* Material shown

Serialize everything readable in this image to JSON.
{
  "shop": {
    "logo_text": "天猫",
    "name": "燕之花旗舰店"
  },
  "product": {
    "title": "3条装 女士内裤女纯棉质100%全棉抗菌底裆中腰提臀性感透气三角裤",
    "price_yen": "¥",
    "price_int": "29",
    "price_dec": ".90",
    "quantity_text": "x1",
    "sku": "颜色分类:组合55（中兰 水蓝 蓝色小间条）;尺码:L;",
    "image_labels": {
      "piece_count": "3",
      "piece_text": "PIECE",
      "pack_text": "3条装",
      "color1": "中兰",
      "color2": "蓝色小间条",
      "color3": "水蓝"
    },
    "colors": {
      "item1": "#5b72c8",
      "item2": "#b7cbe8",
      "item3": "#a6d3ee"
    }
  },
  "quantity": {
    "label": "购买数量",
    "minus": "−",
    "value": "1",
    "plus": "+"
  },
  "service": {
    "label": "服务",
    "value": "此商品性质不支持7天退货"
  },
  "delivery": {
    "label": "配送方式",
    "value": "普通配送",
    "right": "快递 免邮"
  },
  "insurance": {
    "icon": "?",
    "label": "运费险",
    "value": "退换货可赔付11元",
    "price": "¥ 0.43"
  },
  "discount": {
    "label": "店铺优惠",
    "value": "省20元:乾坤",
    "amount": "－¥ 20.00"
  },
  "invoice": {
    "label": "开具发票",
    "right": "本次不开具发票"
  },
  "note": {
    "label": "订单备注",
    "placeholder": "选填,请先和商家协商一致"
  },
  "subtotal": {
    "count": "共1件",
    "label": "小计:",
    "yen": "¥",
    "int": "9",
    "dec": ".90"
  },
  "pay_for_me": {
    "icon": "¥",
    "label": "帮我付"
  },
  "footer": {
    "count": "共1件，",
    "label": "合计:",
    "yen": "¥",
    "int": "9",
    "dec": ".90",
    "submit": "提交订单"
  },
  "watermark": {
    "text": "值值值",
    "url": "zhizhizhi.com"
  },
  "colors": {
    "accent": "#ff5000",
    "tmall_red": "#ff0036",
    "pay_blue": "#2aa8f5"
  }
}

* Short problem
Using the entries above, tally how many lines have the word "value" in them; write the number and nothing more.

* Result of the exercise
5